REQUIRED TASK:
Give the number of lines in the entries that contain "data". State only the count.

------------------------

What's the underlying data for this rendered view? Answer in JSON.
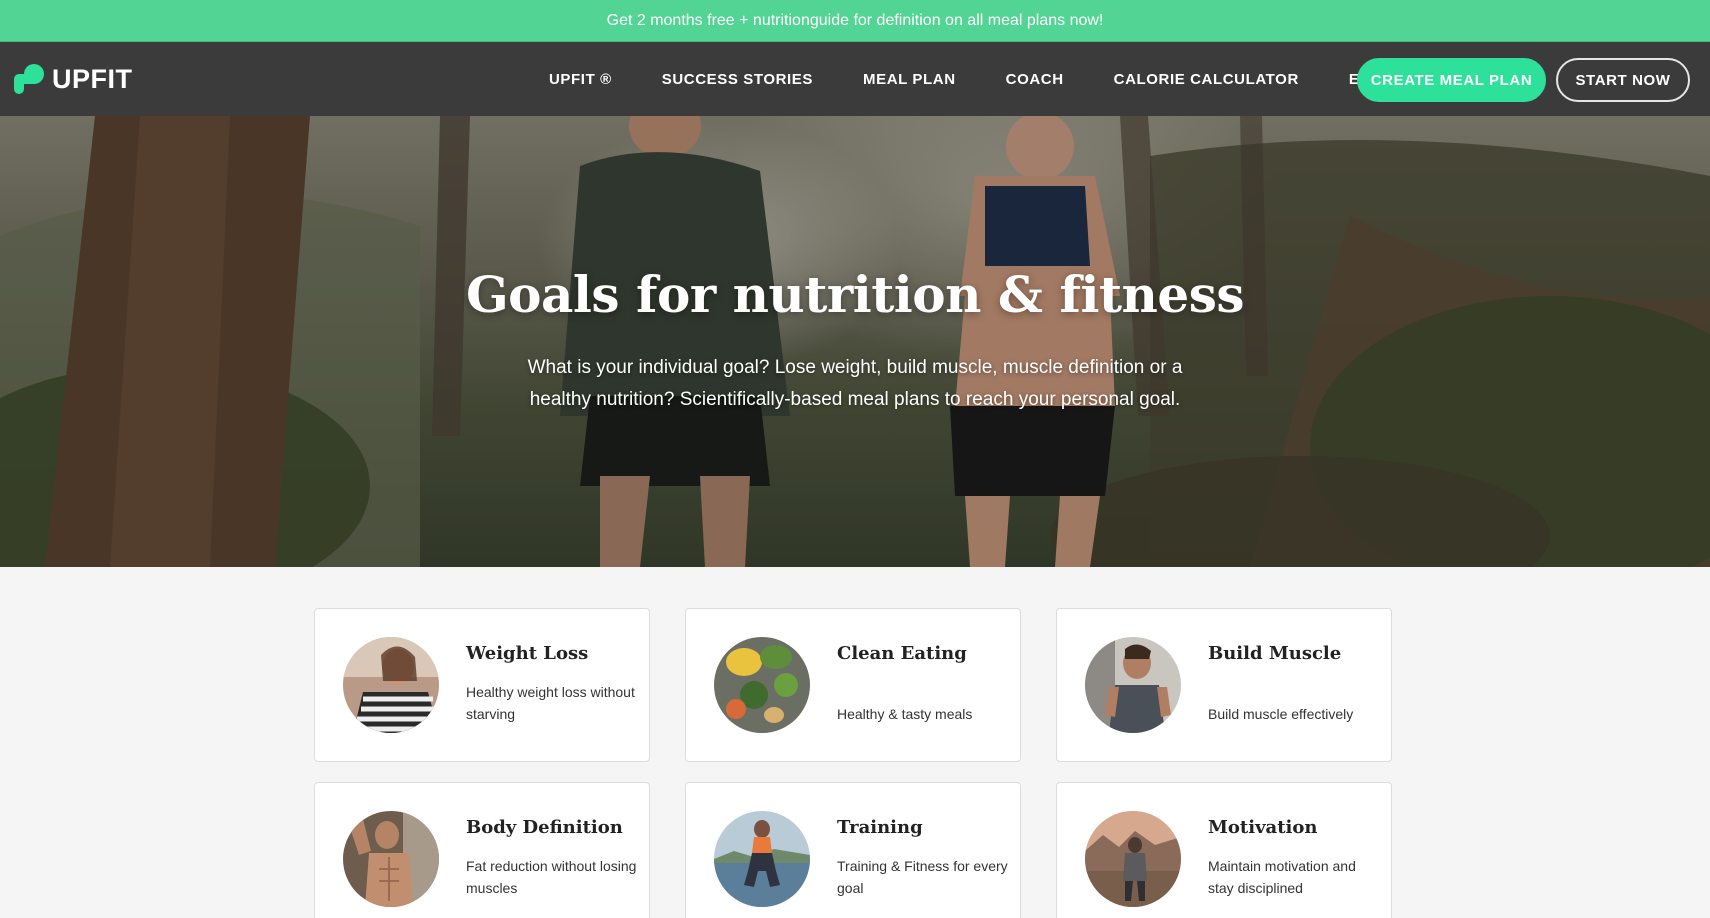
{
  "promo": {
    "text": "Get 2 months free + nutritionguide for definition on all meal plans now!"
  },
  "navbar": {
    "brand": "UPFIT",
    "items": [
      {
        "label": "UPFIT ®"
      },
      {
        "label": "SUCCESS STORIES"
      },
      {
        "label": "MEAL PLAN"
      },
      {
        "label": "COACH"
      },
      {
        "label": "CALORIE CALCULATOR"
      },
      {
        "label": "EN"
      }
    ],
    "create_label": "CREATE MEAL PLAN",
    "start_label": "START NOW"
  },
  "hero": {
    "title": "Goals for nutrition & fitness",
    "subtitle": "What is your individual goal? Lose weight, build muscle, muscle definition or a healthy nutrition? Scientifically-based meal plans to reach your personal goal."
  },
  "goals": [
    {
      "title": "Weight Loss",
      "desc": "Healthy weight loss without starving"
    },
    {
      "title": "Clean Eating",
      "desc": "Healthy & tasty meals"
    },
    {
      "title": "Build Muscle",
      "desc": "Build muscle effectively"
    },
    {
      "title": "Body Definition",
      "desc": "Fat reduction without losing muscles"
    },
    {
      "title": "Training",
      "desc": "Training & Fitness for every goal"
    },
    {
      "title": "Motivation",
      "desc": "Maintain motivation and stay disciplined"
    }
  ],
  "colors": {
    "accent": "#2ee19b",
    "promo": "#52d494",
    "nav_bg": "#3b3b3b"
  }
}
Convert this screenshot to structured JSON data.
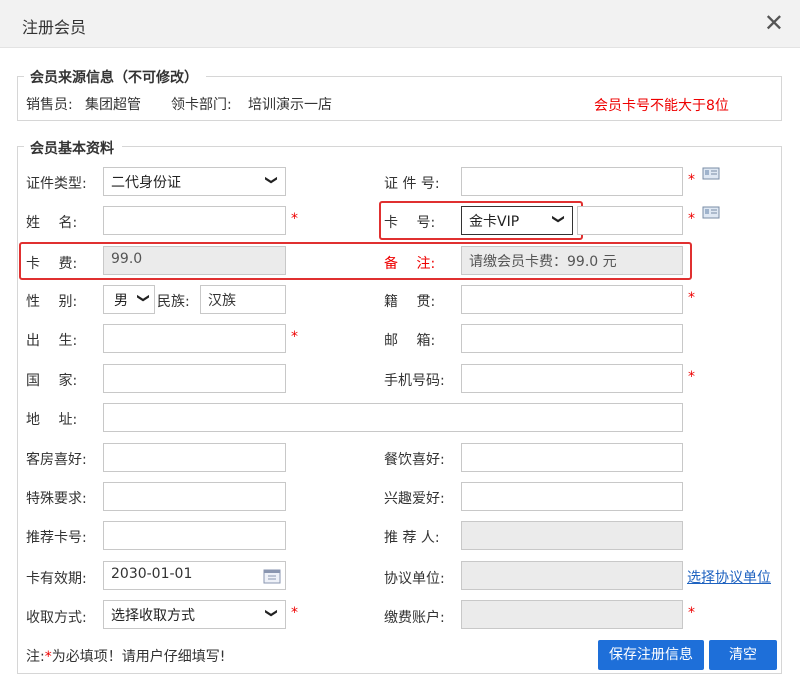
{
  "dialog": {
    "title": "注册会员"
  },
  "source": {
    "legend": "会员来源信息（不可修改）",
    "salesperson_label": "销售员:",
    "salesperson_value": "集团超管",
    "dept_label": "领卡部门:",
    "dept_value": "培训演示一店",
    "warning": "会员卡号不能大于8位"
  },
  "basic": {
    "legend": "会员基本资料",
    "id_type_label": "证件类型:",
    "id_type_value": "二代身份证",
    "id_no_label": "证 件 号:",
    "name_label": "姓　 名:",
    "card_label": "卡　 号:",
    "card_type_value": "金卡VIP",
    "fee_label": "卡　 费:",
    "fee_value": "99.0",
    "remark_label": "备　 注:",
    "remark_value": "请缴会员卡费：99.0 元",
    "gender_label": "性　 别:",
    "gender_value": "男",
    "ethnicity_label": "民族:",
    "ethnicity_value": "汉族",
    "native_label": "籍　 贯:",
    "birth_label": "出　 生:",
    "email_label": "邮　 箱:",
    "country_label": "国　 家:",
    "phone_label": "手机号码:",
    "address_label": "地　 址:",
    "room_pref_label": "客房喜好:",
    "dining_pref_label": "餐饮喜好:",
    "special_label": "特殊要求:",
    "hobby_label": "兴趣爱好:",
    "ref_card_label": "推荐卡号:",
    "referrer_label": "推 荐 人:",
    "expiry_label": "卡有效期:",
    "expiry_value": "2030-01-01",
    "agreement_label": "协议单位:",
    "agreement_link": "选择协议单位",
    "collect_label": "收取方式:",
    "collect_value": "选择收取方式",
    "account_label": "缴费账户:"
  },
  "footer": {
    "note_prefix": "注:",
    "note_star": "*",
    "note_text": "为必填项！请用户仔细填写!",
    "save_label": "保存注册信息",
    "clear_label": "清空"
  },
  "star": "*",
  "icons": {
    "close": "close-icon",
    "idcard": "id-card-reader-icon",
    "calendar": "calendar-icon"
  },
  "colors": {
    "required": "#e00",
    "highlight": "#e03030",
    "button": "#1e6fd9",
    "readonly": "#ebebeb"
  }
}
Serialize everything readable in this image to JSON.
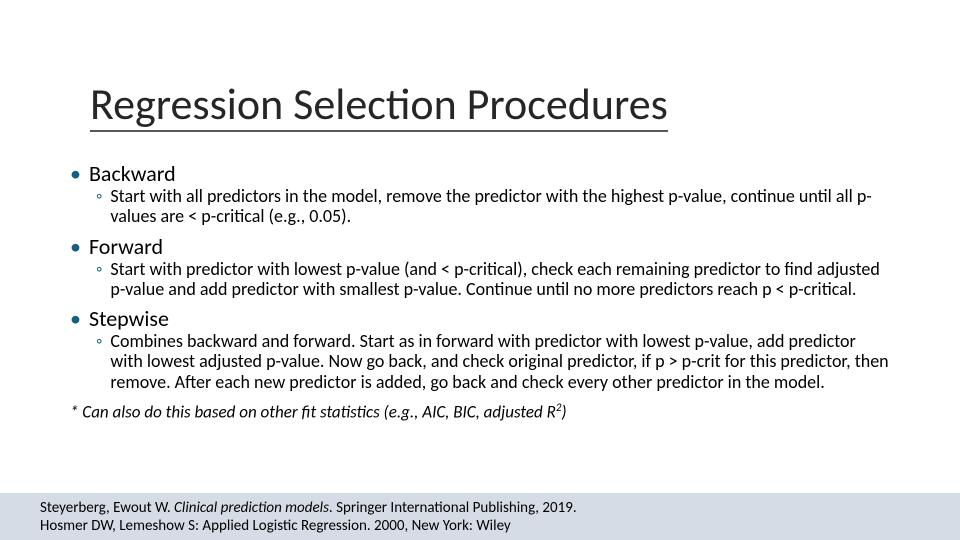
{
  "title": "Regression Selection Procedures",
  "bullets": {
    "b1": {
      "label": "Backward",
      "sub": "Start with all predictors in the model, remove the predictor with the highest p-value, continue until all p-values are < p-critical (e.g., 0.05)."
    },
    "b2": {
      "label": "Forward",
      "sub": "Start with predictor with lowest p-value (and < p-critical), check each remaining predictor to find adjusted p-value and add predictor with smallest p-value. Continue until no more predictors reach p < p-critical."
    },
    "b3": {
      "label": "Stepwise",
      "sub": "Combines backward and forward. Start as in forward with predictor with lowest p-value, add predictor with lowest adjusted p-value. Now go back, and check original predictor, if p > p-crit for this predictor, then remove. After each new predictor is added, go back and check every other predictor in the model."
    }
  },
  "footnote_prefix": "* Can also do this based on other fit statistics (e.g., AIC, BIC, adjusted R",
  "footnote_exp": "2",
  "footnote_suffix": ")",
  "refs": {
    "r1_author": "Steyerberg, Ewout W. ",
    "r1_title": "Clinical prediction models",
    "r1_rest": ". Springer International Publishing, 2019.",
    "r2": "Hosmer DW, Lemeshow S: Applied Logistic Regression. 2000, New York: Wiley"
  }
}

------------------------

RESPONSE TO THIS EXERCISE:
2